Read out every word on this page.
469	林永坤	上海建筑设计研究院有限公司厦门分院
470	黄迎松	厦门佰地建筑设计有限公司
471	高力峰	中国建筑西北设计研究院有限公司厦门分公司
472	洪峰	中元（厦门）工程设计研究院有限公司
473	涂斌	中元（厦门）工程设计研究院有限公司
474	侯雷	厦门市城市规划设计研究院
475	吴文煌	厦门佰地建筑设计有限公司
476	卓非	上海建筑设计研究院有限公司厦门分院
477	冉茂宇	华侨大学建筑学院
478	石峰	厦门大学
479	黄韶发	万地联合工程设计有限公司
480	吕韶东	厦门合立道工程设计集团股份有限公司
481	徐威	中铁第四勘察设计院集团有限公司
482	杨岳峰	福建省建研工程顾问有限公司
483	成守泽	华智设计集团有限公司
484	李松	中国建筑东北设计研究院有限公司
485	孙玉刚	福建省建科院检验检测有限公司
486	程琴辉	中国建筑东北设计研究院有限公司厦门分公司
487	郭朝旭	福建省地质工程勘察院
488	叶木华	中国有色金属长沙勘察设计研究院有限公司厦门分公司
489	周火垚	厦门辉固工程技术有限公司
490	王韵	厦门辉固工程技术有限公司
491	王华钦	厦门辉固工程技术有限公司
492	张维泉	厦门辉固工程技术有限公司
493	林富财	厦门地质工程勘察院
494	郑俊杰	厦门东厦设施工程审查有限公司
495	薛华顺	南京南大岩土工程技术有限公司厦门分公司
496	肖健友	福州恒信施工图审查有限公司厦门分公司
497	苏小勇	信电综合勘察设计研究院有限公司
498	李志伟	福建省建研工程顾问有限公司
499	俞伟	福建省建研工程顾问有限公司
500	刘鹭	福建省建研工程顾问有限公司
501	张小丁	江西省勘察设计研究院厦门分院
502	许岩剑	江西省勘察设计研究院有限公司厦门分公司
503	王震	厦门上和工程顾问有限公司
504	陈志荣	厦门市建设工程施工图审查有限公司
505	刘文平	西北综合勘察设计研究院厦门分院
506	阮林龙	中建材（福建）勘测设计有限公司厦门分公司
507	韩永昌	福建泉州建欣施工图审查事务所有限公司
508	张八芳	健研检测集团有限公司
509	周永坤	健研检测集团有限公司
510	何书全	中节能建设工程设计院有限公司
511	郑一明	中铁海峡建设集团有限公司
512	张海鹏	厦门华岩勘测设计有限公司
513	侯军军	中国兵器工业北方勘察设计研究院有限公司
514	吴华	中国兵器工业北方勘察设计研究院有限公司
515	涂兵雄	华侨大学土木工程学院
########
### Problem details:
Copy each line in the data that holds the word "工程设计研究院有限公司".

### Task output:
472	洪峰	中元（厦门）工程设计研究院有限公司
473	涂斌	中元（厦门）工程设计研究院有限公司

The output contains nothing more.